Request:
Once the pictures are set aside, transcribe the remaining data exactly.

[Begin Working data]

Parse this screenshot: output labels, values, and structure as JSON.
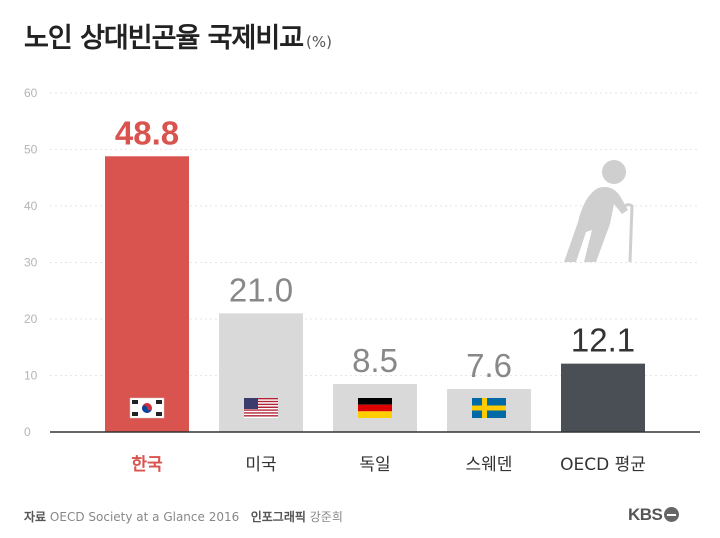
{
  "title": "노인 상대빈곤율 국제비교",
  "unit": "(%)",
  "chart_data": {
    "type": "bar",
    "categories": [
      "한국",
      "미국",
      "독일",
      "스웨덴",
      "OECD 평균"
    ],
    "values": [
      48.8,
      21.0,
      8.5,
      7.6,
      12.1
    ],
    "value_labels": [
      "48.8",
      "21.0",
      "8.5",
      "7.6",
      "12.1"
    ],
    "ylim": [
      0,
      60
    ],
    "yticks": [
      "0",
      "10",
      "20",
      "30",
      "40",
      "50",
      "60"
    ],
    "grid": true,
    "colors": {
      "highlight": "#d9534f",
      "default": "#d9d9d9",
      "average": "#4a4f55",
      "value_default": "#888888",
      "value_average": "#333333"
    },
    "flags": [
      "korea-flag-icon",
      "usa-flag-icon",
      "germany-flag-icon",
      "sweden-flag-icon"
    ],
    "decoration": "elderly-person-with-cane-icon"
  },
  "footer": {
    "source_label": "자료",
    "source_text": "OECD Society at a Glance 2016",
    "credit_label": "인포그래픽",
    "credit_name": "강준희"
  },
  "brand": "KBS"
}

[End Working data]

Solution below:
Parse this screenshot: output labels, values, and structure as JSON.
{
  "title": "노인 상대빈곤율 국제비교",
  "unit": "(%)",
  "chart_data": {
    "type": "bar",
    "categories": [
      "한국",
      "미국",
      "독일",
      "스웨덴",
      "OECD 평균"
    ],
    "values": [
      48.8,
      21.0,
      8.5,
      7.6,
      12.1
    ],
    "value_labels": [
      "48.8",
      "21.0",
      "8.5",
      "7.6",
      "12.1"
    ],
    "ylim": [
      0,
      60
    ],
    "yticks": [
      "0",
      "10",
      "20",
      "30",
      "40",
      "50",
      "60"
    ],
    "grid": true,
    "colors": {
      "highlight": "#d9534f",
      "default": "#d9d9d9",
      "average": "#4a4f55",
      "value_default": "#888888",
      "value_average": "#333333"
    },
    "flags": [
      "korea-flag-icon",
      "usa-flag-icon",
      "germany-flag-icon",
      "sweden-flag-icon"
    ],
    "decoration": "elderly-person-with-cane-icon"
  },
  "footer": {
    "source_label": "자료",
    "source_text": "OECD Society at a Glance 2016",
    "credit_label": "인포그래픽",
    "credit_name": "강준희"
  },
  "brand": "KBS"
}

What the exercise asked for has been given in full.